Lines of data:
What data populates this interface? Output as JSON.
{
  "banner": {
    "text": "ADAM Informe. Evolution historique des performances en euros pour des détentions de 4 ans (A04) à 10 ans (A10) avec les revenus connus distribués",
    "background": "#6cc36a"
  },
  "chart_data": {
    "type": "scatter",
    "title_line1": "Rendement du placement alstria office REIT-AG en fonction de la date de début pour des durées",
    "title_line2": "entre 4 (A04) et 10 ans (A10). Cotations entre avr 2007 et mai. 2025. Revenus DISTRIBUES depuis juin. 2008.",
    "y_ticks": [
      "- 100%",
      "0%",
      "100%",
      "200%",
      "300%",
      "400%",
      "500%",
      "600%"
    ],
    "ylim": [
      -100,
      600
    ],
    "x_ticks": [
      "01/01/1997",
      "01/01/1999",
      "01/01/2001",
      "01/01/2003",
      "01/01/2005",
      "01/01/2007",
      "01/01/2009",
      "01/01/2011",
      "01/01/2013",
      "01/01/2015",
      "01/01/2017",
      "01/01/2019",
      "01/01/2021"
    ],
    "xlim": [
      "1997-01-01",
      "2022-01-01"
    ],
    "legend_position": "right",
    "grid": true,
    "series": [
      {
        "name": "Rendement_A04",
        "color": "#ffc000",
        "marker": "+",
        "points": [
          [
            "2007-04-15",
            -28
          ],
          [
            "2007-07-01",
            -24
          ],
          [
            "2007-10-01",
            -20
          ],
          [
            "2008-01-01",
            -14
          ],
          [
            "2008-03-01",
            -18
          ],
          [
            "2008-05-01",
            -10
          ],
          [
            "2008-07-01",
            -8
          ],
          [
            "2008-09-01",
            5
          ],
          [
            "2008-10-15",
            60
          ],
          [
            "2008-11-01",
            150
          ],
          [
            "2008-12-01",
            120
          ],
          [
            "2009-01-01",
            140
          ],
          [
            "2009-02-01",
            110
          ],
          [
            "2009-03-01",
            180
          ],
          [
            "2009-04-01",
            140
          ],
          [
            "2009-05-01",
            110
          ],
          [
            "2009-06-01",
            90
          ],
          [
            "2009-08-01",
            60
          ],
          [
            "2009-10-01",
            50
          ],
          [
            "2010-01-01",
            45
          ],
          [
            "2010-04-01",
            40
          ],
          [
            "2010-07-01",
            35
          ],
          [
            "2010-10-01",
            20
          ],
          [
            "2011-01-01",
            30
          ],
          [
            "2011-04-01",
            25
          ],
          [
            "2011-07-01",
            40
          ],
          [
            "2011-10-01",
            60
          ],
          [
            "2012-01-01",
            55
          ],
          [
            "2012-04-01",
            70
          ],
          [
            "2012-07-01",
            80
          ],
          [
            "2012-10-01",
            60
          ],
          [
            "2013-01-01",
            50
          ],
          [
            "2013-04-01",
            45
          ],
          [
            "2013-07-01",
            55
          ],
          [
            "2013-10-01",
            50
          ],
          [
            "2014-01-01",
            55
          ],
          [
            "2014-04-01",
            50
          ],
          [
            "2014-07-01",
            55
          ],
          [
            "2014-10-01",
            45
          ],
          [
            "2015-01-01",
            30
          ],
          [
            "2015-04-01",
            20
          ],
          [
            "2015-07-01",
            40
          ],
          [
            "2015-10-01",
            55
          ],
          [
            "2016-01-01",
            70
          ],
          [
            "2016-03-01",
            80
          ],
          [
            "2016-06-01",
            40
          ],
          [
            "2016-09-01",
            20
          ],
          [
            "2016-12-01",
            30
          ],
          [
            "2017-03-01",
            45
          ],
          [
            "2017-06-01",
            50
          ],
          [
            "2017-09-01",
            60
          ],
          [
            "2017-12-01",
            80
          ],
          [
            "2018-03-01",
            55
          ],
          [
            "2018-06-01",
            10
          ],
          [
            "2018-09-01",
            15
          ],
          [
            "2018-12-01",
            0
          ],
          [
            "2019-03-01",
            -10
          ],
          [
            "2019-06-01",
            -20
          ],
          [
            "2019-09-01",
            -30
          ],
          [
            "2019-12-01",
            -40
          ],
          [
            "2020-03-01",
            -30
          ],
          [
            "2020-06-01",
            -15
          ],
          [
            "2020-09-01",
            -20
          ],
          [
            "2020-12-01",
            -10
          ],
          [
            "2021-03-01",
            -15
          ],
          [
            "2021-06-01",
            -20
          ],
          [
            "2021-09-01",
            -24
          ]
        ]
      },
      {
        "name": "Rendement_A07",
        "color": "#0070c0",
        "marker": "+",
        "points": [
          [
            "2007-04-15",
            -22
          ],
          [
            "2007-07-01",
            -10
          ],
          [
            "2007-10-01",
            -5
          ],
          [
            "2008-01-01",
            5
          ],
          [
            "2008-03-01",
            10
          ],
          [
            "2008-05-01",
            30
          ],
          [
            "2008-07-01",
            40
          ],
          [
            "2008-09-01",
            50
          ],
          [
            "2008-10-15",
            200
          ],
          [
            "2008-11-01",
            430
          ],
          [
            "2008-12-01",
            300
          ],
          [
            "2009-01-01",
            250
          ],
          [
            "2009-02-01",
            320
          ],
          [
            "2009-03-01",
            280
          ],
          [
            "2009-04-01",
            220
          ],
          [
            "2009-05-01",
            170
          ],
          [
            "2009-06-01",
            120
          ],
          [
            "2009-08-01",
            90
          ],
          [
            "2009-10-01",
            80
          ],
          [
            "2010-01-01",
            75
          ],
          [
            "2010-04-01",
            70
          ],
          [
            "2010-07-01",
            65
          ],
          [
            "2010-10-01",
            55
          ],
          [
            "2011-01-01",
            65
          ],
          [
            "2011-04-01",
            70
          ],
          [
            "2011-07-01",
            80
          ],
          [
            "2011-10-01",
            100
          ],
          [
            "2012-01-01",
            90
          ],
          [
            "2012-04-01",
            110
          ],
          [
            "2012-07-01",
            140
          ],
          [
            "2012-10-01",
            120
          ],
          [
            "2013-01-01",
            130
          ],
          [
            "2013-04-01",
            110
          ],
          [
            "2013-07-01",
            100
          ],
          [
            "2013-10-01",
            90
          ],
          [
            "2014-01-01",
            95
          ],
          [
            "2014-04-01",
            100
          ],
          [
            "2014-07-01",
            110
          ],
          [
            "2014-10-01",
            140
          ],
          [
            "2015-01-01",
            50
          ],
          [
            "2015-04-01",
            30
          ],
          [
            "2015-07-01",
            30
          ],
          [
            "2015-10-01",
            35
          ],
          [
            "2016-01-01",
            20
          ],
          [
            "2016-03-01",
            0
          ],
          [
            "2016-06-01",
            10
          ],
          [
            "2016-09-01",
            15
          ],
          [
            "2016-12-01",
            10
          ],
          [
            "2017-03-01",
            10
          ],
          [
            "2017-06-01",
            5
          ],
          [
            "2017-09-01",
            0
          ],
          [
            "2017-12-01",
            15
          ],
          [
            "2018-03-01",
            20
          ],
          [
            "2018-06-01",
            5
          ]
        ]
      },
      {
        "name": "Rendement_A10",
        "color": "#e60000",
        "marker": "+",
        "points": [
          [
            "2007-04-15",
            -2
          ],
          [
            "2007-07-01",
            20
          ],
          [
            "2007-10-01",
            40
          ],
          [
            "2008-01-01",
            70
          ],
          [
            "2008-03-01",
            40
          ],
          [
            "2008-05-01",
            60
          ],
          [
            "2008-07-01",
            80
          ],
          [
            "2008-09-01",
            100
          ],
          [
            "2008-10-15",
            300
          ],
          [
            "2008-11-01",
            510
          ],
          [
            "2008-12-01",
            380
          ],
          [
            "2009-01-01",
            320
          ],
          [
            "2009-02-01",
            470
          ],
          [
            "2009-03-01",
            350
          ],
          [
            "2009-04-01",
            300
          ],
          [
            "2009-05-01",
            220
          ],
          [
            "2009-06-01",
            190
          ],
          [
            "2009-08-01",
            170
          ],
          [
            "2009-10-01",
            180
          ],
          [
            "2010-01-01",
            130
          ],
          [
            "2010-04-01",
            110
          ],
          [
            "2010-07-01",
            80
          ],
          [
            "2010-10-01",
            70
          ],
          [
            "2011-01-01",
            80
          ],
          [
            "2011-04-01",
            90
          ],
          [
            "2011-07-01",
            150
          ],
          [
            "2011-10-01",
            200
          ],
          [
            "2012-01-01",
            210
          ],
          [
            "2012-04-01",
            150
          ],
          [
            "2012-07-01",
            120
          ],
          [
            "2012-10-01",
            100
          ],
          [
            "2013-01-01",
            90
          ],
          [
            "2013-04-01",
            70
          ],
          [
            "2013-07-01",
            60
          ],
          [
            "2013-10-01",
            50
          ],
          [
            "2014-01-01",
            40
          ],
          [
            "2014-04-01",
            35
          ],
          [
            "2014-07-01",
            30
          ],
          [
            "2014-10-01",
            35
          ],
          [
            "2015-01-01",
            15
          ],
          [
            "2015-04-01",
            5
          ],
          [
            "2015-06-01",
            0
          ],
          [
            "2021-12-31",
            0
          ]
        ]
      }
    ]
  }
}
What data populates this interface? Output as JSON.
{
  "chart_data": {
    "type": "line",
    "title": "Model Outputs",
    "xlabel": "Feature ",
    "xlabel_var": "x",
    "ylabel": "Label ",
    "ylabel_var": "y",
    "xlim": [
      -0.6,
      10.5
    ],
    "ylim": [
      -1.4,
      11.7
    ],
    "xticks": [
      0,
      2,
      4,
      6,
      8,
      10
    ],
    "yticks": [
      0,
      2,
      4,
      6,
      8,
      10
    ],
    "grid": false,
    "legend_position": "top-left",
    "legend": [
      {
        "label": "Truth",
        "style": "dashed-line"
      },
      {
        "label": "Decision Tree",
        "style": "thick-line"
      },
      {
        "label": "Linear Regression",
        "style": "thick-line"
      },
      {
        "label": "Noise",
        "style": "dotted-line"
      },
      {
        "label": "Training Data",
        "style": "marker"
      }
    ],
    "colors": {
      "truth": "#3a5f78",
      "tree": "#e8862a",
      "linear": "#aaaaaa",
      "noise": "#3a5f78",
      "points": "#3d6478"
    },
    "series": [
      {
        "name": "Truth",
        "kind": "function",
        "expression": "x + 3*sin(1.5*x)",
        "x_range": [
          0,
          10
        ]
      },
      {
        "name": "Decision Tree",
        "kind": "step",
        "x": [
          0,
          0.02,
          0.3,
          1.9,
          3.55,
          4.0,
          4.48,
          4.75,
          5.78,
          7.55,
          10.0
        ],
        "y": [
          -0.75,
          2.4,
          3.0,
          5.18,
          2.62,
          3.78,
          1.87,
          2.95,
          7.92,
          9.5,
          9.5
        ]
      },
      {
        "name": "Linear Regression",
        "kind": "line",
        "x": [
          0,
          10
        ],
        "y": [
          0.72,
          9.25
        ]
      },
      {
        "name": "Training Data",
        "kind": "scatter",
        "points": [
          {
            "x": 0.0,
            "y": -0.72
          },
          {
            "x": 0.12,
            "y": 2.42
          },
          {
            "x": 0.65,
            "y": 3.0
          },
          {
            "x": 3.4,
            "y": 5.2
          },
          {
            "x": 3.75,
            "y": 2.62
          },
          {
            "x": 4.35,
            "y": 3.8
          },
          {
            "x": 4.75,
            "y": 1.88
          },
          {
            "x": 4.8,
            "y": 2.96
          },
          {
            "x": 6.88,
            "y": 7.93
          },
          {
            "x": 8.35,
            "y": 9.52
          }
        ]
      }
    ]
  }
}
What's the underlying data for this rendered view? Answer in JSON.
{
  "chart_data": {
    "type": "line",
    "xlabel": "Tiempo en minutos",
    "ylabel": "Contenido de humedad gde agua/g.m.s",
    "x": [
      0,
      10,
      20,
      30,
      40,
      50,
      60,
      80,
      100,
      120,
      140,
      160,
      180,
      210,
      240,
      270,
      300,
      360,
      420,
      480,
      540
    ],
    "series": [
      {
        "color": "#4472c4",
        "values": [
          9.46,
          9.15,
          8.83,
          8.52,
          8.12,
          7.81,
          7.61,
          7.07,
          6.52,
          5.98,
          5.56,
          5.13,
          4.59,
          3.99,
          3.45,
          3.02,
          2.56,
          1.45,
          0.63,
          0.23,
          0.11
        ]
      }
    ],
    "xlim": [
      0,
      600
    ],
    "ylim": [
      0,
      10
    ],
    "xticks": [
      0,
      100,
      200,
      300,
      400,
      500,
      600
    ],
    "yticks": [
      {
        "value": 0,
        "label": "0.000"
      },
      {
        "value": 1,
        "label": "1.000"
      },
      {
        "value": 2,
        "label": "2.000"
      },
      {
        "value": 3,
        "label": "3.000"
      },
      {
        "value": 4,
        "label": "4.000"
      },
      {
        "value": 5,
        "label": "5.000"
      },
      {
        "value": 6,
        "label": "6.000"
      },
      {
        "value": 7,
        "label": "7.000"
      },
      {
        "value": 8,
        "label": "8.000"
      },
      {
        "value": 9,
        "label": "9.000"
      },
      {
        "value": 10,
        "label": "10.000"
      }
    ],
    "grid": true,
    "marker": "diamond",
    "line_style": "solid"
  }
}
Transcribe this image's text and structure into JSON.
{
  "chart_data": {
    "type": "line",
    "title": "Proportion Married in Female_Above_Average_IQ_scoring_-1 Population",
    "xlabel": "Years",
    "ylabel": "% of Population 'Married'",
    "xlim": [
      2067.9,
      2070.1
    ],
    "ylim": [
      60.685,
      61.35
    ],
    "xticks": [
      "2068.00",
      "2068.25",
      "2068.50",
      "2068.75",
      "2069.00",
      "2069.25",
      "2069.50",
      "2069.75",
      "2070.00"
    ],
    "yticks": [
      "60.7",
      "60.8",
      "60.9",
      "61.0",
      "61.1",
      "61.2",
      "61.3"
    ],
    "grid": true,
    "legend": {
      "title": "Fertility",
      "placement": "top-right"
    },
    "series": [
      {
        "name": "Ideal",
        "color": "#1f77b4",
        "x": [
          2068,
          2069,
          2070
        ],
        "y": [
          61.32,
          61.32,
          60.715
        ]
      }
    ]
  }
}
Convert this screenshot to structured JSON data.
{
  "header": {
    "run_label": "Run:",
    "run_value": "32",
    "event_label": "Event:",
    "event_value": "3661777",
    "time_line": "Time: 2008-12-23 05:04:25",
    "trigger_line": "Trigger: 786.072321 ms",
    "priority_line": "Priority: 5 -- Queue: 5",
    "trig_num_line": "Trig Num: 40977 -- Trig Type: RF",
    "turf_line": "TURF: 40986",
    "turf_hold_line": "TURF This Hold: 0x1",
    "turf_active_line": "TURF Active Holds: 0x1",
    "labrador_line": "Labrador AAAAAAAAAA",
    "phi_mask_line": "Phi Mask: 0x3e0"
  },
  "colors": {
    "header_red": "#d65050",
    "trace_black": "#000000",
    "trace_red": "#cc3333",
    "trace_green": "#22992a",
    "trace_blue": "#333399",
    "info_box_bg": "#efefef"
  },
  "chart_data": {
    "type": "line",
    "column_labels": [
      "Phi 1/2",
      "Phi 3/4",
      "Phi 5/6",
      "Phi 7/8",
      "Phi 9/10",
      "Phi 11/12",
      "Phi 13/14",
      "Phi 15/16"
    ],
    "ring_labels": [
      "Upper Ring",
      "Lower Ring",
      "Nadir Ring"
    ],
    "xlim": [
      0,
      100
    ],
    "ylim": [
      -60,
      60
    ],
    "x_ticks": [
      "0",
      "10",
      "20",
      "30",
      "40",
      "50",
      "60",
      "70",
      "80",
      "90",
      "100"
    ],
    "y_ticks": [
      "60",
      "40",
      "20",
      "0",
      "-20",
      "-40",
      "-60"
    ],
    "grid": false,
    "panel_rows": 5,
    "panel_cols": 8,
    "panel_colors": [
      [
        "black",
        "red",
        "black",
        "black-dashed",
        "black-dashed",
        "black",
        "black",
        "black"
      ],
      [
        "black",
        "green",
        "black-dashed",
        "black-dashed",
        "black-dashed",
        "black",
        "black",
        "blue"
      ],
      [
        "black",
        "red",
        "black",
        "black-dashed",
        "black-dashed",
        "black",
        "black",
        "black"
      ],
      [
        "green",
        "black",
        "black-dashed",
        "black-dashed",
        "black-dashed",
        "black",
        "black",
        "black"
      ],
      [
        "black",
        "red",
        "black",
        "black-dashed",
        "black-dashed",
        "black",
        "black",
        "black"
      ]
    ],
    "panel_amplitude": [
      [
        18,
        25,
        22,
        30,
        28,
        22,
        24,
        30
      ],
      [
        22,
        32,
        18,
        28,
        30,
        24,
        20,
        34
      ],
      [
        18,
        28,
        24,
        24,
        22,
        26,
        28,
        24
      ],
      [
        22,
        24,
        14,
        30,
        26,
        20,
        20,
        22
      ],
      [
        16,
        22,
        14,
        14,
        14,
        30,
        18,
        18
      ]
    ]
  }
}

- Short problem -
Copy out each line of the data containing the string "Training".

- Answer in full -
        "label": "Training Data",
        "name": "Training Data",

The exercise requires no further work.